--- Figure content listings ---
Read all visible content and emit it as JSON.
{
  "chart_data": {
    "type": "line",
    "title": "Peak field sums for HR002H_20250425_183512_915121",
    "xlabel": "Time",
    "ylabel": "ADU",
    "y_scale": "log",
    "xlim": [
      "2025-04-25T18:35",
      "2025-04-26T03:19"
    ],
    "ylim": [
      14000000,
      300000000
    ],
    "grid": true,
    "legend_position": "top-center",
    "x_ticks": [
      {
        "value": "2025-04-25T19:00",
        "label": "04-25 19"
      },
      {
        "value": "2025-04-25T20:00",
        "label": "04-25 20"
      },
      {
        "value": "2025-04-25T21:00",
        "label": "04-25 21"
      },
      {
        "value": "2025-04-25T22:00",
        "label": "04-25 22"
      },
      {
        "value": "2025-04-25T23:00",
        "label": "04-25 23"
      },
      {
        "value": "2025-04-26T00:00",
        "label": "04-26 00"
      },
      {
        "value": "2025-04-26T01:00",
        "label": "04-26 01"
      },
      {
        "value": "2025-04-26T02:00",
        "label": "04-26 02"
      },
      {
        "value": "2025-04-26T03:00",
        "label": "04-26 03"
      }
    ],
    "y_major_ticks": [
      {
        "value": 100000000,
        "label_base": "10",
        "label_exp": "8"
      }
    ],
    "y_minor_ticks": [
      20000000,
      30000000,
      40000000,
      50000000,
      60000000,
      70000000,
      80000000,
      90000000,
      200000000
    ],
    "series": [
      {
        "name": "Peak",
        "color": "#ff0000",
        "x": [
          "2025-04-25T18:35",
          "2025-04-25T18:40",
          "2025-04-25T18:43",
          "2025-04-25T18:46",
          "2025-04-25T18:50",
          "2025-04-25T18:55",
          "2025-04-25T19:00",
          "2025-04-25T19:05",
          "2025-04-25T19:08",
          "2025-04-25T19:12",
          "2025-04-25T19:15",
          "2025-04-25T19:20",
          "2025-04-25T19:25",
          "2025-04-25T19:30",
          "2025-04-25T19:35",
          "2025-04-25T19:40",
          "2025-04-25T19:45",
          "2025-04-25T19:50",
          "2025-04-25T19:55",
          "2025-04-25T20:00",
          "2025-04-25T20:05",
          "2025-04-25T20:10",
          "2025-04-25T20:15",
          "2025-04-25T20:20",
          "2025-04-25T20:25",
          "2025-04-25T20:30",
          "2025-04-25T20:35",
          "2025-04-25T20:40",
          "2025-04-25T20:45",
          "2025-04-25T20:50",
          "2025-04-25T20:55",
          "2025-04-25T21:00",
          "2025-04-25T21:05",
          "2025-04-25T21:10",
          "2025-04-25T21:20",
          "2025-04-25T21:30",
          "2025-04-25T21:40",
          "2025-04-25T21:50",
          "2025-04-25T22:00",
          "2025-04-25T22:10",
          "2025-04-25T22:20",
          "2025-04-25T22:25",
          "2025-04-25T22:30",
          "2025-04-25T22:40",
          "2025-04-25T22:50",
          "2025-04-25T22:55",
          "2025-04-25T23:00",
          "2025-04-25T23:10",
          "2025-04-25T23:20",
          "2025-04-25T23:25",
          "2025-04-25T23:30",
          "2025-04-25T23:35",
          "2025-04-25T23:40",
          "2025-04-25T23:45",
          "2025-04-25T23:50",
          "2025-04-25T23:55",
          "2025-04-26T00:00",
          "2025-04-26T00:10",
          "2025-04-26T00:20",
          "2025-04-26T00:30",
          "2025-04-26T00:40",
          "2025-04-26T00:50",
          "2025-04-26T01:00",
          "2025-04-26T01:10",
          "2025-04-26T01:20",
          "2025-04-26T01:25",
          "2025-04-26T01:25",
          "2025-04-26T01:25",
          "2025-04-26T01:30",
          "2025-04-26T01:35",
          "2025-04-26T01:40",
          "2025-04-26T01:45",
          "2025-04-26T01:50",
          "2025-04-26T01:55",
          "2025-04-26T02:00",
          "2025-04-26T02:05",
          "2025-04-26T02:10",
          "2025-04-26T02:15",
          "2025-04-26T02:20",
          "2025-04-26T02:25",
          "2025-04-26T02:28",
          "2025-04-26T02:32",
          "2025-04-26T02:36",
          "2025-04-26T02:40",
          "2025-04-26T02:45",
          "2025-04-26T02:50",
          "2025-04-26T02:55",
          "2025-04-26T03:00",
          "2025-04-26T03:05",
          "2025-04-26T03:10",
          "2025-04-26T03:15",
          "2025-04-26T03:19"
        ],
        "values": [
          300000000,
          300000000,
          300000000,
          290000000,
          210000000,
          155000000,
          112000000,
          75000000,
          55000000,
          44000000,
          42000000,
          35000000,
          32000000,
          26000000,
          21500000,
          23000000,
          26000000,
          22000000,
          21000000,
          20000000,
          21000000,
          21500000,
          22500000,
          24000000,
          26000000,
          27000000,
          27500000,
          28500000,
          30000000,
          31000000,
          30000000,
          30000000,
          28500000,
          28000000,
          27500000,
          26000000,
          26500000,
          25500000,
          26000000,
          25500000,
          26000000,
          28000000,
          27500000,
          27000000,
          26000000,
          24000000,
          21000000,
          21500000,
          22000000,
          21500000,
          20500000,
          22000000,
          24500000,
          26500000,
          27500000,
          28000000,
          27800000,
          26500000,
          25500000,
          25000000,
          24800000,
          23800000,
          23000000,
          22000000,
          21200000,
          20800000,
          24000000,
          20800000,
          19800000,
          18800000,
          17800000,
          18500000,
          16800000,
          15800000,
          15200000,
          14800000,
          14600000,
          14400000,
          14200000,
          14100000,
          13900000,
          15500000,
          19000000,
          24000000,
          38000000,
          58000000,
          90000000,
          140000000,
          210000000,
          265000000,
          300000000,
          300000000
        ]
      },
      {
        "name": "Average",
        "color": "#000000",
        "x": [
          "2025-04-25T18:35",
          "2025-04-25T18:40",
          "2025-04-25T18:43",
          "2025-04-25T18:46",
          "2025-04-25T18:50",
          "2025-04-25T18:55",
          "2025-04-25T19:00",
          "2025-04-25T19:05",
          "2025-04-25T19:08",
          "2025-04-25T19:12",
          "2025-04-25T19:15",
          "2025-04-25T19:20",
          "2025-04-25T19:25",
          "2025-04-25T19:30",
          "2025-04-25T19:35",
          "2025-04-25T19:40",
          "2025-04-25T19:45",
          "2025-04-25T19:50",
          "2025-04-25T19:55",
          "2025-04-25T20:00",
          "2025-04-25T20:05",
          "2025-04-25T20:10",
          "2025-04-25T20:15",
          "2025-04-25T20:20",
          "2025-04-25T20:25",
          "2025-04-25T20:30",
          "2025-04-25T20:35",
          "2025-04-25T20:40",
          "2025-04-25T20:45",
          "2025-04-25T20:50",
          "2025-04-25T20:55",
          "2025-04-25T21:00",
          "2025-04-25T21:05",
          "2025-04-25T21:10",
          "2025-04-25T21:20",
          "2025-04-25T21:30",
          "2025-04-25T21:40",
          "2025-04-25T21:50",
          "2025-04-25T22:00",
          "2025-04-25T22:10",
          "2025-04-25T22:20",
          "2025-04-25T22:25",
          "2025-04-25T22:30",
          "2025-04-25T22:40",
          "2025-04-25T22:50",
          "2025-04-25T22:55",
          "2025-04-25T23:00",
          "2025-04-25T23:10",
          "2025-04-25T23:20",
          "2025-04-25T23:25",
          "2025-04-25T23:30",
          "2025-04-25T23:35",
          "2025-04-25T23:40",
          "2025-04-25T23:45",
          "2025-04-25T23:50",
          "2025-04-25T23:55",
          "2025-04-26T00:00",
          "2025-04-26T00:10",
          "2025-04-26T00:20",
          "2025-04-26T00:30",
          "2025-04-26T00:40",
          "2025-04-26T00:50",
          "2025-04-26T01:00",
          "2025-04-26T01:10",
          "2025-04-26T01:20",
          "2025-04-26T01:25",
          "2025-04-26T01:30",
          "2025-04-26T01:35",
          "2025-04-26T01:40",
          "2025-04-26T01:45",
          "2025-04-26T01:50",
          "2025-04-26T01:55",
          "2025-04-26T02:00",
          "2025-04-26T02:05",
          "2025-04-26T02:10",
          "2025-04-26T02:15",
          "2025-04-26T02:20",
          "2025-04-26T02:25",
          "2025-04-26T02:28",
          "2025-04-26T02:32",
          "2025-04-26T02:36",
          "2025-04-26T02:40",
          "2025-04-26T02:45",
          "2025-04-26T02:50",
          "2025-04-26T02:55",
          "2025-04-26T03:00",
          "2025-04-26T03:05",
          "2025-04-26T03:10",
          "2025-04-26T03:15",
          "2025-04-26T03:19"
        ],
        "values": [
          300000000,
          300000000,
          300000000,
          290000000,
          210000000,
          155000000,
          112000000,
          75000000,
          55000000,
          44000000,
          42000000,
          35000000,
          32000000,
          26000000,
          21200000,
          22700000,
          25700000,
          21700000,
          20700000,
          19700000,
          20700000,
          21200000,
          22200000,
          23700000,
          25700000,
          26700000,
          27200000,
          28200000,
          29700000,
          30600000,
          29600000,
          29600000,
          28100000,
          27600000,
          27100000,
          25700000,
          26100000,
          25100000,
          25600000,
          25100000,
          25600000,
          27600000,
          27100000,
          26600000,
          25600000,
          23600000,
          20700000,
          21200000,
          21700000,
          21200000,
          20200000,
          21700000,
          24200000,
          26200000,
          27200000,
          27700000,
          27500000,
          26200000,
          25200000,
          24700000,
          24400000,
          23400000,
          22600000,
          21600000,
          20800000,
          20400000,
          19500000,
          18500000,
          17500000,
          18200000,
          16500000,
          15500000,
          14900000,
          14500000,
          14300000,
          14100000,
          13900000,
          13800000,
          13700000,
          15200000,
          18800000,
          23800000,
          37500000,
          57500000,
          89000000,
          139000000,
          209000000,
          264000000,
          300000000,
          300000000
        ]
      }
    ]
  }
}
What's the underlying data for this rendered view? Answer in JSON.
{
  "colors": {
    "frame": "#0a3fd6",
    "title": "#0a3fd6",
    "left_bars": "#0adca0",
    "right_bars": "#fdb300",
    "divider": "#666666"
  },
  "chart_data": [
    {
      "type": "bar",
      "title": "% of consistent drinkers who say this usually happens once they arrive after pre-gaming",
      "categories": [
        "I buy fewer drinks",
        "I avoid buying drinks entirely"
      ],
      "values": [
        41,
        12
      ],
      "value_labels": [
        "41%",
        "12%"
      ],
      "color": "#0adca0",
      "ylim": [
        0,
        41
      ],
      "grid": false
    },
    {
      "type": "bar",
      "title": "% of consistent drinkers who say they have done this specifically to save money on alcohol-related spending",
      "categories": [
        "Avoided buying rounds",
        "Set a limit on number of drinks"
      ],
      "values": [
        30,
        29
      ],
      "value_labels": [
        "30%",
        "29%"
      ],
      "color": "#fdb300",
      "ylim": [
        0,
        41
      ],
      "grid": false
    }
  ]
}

--- WHAT YOU WILL DO ---
Quote, word for word, every line starting at the one that contains "What's the underlying" and ending with the final line of the entries.

--- TASK RESPONSE ---
What's the underlying data for this rendered view? Answer in JSON.
{
  "colors": {
    "frame": "#0a3fd6",
    "title": "#0a3fd6",
    "left_bars": "#0adca0",
    "right_bars": "#fdb300",
    "divider": "#666666"
  },
  "chart_data": [
    {
      "type": "bar",
      "title": "% of consistent drinkers who say this usually happens once they arrive after pre-gaming",
      "categories": [
        "I buy fewer drinks",
        "I avoid buying drinks entirely"
      ],
      "values": [
        41,
        12
      ],
      "value_labels": [
        "41%",
        "12%"
      ],
      "color": "#0adca0",
      "ylim": [
        0,
        41
      ],
      "grid": false
    },
    {
      "type": "bar",
      "title": "% of consistent drinkers who say they have done this specifically to save money on alcohol-related spending",
      "categories": [
        "Avoided buying rounds",
        "Set a limit on number of drinks"
      ],
      "values": [
        30,
        29
      ],
      "value_labels": [
        "30%",
        "29%"
      ],
      "color": "#fdb300",
      "ylim": [
        0,
        41
      ],
      "grid": false
    }
  ]
}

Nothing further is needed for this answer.